◆ Input data:
* * * *
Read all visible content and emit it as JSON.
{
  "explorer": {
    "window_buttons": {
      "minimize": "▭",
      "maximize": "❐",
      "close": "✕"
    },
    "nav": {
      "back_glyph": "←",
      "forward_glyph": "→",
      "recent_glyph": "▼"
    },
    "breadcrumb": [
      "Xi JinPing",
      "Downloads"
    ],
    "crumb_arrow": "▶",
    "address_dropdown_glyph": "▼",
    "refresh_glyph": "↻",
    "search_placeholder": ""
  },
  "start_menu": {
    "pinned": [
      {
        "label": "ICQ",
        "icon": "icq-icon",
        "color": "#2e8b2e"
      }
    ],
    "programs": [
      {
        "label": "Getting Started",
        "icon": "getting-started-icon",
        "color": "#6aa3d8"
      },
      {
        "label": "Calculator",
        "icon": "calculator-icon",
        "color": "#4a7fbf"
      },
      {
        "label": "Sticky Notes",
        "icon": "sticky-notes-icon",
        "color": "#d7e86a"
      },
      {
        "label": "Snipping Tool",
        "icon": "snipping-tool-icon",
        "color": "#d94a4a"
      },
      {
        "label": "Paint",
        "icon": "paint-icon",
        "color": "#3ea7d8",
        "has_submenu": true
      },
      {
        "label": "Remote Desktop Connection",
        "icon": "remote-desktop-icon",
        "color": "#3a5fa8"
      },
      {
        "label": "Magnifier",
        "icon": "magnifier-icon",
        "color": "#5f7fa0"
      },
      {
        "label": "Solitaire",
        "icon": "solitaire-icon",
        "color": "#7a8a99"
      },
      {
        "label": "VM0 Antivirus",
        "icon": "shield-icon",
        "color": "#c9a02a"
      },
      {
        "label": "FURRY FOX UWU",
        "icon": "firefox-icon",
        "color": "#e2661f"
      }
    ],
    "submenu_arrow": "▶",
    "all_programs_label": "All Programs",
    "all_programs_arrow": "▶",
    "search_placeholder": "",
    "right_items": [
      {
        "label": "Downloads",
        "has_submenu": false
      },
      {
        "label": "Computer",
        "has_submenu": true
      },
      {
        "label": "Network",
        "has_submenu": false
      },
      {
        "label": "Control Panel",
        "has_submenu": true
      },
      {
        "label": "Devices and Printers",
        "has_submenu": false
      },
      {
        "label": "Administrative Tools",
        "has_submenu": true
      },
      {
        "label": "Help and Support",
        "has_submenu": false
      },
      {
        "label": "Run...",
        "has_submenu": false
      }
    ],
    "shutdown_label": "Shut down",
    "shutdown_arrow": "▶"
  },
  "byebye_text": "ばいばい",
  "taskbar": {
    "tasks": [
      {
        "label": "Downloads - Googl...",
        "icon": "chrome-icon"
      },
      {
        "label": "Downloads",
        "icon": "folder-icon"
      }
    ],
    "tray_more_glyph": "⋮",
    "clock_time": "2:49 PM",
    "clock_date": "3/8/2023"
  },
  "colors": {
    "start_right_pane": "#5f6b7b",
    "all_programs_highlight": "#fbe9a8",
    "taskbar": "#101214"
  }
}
* * * *
All of the data above should be set down word for word.

Read all visible content and emit it as JSON.
{
  "explorer": {
    "window_buttons": {
      "minimize": "▭",
      "maximize": "❐",
      "close": "✕"
    },
    "nav": {
      "back_glyph": "←",
      "forward_glyph": "→",
      "recent_glyph": "▼"
    },
    "breadcrumb": [
      "Xi JinPing",
      "Downloads"
    ],
    "crumb_arrow": "▶",
    "address_dropdown_glyph": "▼",
    "refresh_glyph": "↻",
    "search_placeholder": ""
  },
  "start_menu": {
    "pinned": [
      {
        "label": "ICQ",
        "icon": "icq-icon",
        "color": "#2e8b2e"
      }
    ],
    "programs": [
      {
        "label": "Getting Started",
        "icon": "getting-started-icon",
        "color": "#6aa3d8"
      },
      {
        "label": "Calculator",
        "icon": "calculator-icon",
        "color": "#4a7fbf"
      },
      {
        "label": "Sticky Notes",
        "icon": "sticky-notes-icon",
        "color": "#d7e86a"
      },
      {
        "label": "Snipping Tool",
        "icon": "snipping-tool-icon",
        "color": "#d94a4a"
      },
      {
        "label": "Paint",
        "icon": "paint-icon",
        "color": "#3ea7d8",
        "has_submenu": true
      },
      {
        "label": "Remote Desktop Connection",
        "icon": "remote-desktop-icon",
        "color": "#3a5fa8"
      },
      {
        "label": "Magnifier",
        "icon": "magnifier-icon",
        "color": "#5f7fa0"
      },
      {
        "label": "Solitaire",
        "icon": "solitaire-icon",
        "color": "#7a8a99"
      },
      {
        "label": "VM0 Antivirus",
        "icon": "shield-icon",
        "color": "#c9a02a"
      },
      {
        "label": "FURRY FOX UWU",
        "icon": "firefox-icon",
        "color": "#e2661f"
      }
    ],
    "submenu_arrow": "▶",
    "all_programs_label": "All Programs",
    "all_programs_arrow": "▶",
    "search_placeholder": "",
    "right_items": [
      {
        "label": "Downloads",
        "has_submenu": false
      },
      {
        "label": "Computer",
        "has_submenu": true
      },
      {
        "label": "Network",
        "has_submenu": false
      },
      {
        "label": "Control Panel",
        "has_submenu": true
      },
      {
        "label": "Devices and Printers",
        "has_submenu": false
      },
      {
        "label": "Administrative Tools",
        "has_submenu": true
      },
      {
        "label": "Help and Support",
        "has_submenu": false
      },
      {
        "label": "Run...",
        "has_submenu": false
      }
    ],
    "shutdown_label": "Shut down",
    "shutdown_arrow": "▶"
  },
  "byebye_text": "ばいばい",
  "taskbar": {
    "tasks": [
      {
        "label": "Downloads - Googl...",
        "icon": "chrome-icon"
      },
      {
        "label": "Downloads",
        "icon": "folder-icon"
      }
    ],
    "tray_more_glyph": "⋮",
    "clock_time": "2:49 PM",
    "clock_date": "3/8/2023"
  },
  "colors": {
    "start_right_pane": "#5f6b7b",
    "all_programs_highlight": "#fbe9a8",
    "taskbar": "#101214"
  }
}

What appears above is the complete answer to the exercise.